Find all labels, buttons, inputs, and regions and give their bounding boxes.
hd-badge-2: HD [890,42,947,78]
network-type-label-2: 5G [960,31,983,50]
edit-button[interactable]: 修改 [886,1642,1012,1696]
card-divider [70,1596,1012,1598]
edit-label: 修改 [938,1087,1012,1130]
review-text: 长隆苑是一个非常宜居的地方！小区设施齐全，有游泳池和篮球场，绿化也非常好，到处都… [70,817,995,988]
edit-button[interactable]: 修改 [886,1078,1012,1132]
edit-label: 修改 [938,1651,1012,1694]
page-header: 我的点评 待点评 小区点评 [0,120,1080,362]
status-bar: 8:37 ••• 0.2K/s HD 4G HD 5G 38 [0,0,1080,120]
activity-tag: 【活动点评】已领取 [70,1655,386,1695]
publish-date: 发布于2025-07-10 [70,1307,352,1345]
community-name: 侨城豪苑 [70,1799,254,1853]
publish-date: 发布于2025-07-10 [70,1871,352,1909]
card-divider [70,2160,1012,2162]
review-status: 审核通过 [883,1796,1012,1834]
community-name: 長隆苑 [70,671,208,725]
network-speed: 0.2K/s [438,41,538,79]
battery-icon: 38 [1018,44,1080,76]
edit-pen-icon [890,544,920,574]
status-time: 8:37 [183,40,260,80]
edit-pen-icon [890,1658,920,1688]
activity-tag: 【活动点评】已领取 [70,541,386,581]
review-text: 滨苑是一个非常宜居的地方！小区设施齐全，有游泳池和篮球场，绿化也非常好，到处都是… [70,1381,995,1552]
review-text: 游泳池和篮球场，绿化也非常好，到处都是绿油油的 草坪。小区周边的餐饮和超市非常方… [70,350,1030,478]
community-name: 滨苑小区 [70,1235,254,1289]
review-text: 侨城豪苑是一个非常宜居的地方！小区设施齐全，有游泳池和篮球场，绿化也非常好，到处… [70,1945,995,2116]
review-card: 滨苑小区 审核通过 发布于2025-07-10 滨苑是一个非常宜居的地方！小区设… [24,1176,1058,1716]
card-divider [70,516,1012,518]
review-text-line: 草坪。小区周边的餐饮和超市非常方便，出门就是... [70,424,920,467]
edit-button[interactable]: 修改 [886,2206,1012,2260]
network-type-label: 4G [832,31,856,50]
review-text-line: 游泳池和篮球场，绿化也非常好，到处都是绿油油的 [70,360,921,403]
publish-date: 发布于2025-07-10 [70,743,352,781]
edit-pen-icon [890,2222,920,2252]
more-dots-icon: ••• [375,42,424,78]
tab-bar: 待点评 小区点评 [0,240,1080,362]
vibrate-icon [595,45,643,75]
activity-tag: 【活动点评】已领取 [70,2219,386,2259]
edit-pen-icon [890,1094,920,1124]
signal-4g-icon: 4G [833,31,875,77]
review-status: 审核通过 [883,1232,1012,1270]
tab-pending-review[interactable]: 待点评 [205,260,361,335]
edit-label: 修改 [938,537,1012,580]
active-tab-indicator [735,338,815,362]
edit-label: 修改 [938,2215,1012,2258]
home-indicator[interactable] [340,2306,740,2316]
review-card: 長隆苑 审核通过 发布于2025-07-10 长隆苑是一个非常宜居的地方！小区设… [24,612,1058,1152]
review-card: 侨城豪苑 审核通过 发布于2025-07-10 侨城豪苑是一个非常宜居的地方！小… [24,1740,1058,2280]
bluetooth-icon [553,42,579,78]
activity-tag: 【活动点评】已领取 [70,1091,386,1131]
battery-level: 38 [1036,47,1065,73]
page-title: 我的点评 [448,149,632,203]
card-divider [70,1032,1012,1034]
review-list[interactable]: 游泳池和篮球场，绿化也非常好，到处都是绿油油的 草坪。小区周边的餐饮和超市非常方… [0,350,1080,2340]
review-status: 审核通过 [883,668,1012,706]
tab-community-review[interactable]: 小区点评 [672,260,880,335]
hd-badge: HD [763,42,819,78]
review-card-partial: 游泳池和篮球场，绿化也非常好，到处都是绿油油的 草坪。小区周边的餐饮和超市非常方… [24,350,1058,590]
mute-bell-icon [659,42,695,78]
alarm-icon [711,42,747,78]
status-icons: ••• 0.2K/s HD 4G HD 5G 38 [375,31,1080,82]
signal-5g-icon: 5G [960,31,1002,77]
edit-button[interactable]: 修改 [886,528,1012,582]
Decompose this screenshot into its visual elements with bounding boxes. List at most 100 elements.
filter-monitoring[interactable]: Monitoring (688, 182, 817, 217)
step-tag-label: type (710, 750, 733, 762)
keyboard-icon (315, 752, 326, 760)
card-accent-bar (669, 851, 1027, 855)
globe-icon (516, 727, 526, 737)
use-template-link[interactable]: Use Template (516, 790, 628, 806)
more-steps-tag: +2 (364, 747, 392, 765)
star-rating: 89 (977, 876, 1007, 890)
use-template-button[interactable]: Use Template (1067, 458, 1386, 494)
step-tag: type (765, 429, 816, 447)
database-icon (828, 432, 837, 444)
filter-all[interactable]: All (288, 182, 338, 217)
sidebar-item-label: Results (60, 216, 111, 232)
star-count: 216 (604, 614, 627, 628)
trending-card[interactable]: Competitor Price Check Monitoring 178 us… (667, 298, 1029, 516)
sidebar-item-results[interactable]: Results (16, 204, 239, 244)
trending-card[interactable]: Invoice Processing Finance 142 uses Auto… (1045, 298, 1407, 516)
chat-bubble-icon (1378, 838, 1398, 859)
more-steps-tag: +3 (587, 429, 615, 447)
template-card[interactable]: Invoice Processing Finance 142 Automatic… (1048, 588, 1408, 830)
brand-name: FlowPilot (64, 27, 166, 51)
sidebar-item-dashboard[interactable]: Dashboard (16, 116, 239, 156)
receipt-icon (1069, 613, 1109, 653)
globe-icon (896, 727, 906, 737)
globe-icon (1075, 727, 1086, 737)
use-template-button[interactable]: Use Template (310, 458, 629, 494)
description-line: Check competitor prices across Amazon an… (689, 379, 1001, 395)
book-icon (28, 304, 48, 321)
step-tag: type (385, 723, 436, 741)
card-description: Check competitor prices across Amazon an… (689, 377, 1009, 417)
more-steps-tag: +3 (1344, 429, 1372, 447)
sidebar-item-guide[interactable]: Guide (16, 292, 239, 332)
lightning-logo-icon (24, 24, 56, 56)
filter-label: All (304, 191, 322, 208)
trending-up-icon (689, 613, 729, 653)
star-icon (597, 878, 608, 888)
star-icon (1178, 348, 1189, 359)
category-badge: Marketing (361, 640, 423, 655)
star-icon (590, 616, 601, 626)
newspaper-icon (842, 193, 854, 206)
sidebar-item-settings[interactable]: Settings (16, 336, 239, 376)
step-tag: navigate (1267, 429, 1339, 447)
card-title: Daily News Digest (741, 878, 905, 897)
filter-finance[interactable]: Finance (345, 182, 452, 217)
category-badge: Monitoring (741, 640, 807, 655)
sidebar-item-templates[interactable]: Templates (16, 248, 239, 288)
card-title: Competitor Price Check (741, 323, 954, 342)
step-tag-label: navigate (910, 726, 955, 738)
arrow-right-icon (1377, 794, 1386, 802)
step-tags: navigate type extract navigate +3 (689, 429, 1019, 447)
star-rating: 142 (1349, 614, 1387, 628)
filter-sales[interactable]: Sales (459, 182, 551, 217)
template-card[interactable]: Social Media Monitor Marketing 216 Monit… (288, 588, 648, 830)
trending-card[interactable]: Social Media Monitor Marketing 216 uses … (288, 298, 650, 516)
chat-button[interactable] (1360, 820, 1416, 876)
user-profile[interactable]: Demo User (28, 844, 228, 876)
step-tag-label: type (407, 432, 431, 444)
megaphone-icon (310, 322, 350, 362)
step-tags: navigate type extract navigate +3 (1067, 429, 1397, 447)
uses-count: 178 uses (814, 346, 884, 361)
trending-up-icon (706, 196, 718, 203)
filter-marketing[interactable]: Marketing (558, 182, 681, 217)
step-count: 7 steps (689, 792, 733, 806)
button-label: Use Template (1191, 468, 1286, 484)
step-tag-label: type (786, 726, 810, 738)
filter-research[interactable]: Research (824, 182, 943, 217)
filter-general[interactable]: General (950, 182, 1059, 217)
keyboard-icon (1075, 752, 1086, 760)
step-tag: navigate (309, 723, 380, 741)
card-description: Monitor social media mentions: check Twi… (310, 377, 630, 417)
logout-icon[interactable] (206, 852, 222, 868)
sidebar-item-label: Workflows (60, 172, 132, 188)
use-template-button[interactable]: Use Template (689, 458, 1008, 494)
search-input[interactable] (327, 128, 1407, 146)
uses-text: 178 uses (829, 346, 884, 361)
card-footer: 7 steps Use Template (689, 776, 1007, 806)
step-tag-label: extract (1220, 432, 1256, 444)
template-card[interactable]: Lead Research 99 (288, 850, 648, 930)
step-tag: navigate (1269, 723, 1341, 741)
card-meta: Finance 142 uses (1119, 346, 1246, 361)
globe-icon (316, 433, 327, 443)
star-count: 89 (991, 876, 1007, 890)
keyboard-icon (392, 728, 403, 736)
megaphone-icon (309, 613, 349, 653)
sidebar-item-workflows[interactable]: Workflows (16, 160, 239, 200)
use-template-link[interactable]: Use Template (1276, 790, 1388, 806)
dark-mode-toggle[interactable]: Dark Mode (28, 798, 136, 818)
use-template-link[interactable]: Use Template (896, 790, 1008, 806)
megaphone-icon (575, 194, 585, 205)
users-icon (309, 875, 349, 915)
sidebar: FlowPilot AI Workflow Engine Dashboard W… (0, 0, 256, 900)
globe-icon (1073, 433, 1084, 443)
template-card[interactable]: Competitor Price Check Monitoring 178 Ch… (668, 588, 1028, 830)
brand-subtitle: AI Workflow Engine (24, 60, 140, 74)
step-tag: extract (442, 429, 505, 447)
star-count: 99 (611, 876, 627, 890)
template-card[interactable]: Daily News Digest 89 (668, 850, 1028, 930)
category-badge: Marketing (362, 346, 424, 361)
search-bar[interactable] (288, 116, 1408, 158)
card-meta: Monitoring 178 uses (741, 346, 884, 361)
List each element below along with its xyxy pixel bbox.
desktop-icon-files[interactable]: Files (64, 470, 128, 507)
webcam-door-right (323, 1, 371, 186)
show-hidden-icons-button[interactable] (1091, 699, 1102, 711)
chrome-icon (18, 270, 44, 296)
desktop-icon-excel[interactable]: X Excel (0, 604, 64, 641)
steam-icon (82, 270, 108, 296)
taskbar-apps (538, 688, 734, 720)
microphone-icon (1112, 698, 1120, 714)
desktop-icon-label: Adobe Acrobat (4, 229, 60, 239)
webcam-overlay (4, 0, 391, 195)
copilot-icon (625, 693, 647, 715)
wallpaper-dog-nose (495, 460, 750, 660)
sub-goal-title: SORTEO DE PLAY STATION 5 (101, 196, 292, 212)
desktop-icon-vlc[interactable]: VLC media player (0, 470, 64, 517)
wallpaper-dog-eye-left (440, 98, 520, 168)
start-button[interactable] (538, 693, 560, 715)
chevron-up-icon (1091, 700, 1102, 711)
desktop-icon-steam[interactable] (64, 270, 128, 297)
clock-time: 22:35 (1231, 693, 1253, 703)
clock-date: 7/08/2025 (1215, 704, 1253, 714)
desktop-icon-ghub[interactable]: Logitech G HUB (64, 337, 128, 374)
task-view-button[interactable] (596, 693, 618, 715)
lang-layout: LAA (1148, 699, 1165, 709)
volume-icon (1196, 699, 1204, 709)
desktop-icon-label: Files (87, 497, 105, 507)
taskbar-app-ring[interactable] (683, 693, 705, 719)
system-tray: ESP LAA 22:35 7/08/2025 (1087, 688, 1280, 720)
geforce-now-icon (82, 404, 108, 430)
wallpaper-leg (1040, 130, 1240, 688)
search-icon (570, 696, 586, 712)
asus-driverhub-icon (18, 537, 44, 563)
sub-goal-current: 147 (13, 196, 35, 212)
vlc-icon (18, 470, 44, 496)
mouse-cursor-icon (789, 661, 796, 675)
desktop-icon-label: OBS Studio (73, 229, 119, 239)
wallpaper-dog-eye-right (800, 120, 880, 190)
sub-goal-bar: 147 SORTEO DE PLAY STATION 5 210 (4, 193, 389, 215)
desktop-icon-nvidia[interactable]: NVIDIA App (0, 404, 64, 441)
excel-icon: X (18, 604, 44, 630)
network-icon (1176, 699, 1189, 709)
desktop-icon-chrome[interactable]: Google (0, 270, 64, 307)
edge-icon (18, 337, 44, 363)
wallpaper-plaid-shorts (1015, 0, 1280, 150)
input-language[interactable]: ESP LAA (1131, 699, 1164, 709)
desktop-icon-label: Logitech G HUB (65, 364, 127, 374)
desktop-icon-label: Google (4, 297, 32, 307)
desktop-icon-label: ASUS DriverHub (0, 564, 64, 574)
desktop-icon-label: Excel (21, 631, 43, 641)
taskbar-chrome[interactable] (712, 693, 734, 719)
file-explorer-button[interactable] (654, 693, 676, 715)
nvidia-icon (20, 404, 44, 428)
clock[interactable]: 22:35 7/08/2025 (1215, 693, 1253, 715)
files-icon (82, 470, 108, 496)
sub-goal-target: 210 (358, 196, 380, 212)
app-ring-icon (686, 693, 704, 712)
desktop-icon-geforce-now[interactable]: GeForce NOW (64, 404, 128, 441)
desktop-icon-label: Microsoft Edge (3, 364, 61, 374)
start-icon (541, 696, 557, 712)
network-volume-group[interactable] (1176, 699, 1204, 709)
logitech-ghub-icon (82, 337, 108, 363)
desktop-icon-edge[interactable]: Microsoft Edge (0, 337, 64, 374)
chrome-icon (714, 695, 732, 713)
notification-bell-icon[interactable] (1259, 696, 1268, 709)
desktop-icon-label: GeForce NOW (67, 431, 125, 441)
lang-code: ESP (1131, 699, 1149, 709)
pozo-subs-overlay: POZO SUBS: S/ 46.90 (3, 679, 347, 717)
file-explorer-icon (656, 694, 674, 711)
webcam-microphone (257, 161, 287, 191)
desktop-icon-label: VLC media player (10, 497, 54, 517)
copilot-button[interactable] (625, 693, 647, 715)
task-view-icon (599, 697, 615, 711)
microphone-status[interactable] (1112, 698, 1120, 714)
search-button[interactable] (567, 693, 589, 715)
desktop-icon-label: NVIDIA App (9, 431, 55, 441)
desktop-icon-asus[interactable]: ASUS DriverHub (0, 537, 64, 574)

- - - - -

*Given task:* Retype the records without any changes, from the first line through the line containing "card-divider [70,2160,1012,2162]", both included.

*Answer to the exercise:*
Find all labels, buttons, inputs, and regions and give their bounding boxes.
hd-badge-2: HD [890,42,947,78]
network-type-label-2: 5G [960,31,983,50]
edit-button[interactable]: 修改 [886,1642,1012,1696]
card-divider [70,1596,1012,1598]
edit-label: 修改 [938,1087,1012,1130]
review-text: 长隆苑是一个非常宜居的地方！小区设施齐全，有游泳池和篮球场，绿化也非常好，到处都… [70,817,995,988]
edit-button[interactable]: 修改 [886,1078,1012,1132]
edit-label: 修改 [938,1651,1012,1694]
page-header: 我的点评 待点评 小区点评 [0,120,1080,362]
status-bar: 8:37 ••• 0.2K/s HD 4G HD 5G 38 [0,0,1080,120]
activity-tag: 【活动点评】已领取 [70,1655,386,1695]
publish-date: 发布于2025-07-10 [70,1307,352,1345]
community-name: 侨城豪苑 [70,1799,254,1853]
publish-date: 发布于2025-07-10 [70,1871,352,1909]
card-divider [70,2160,1012,2162]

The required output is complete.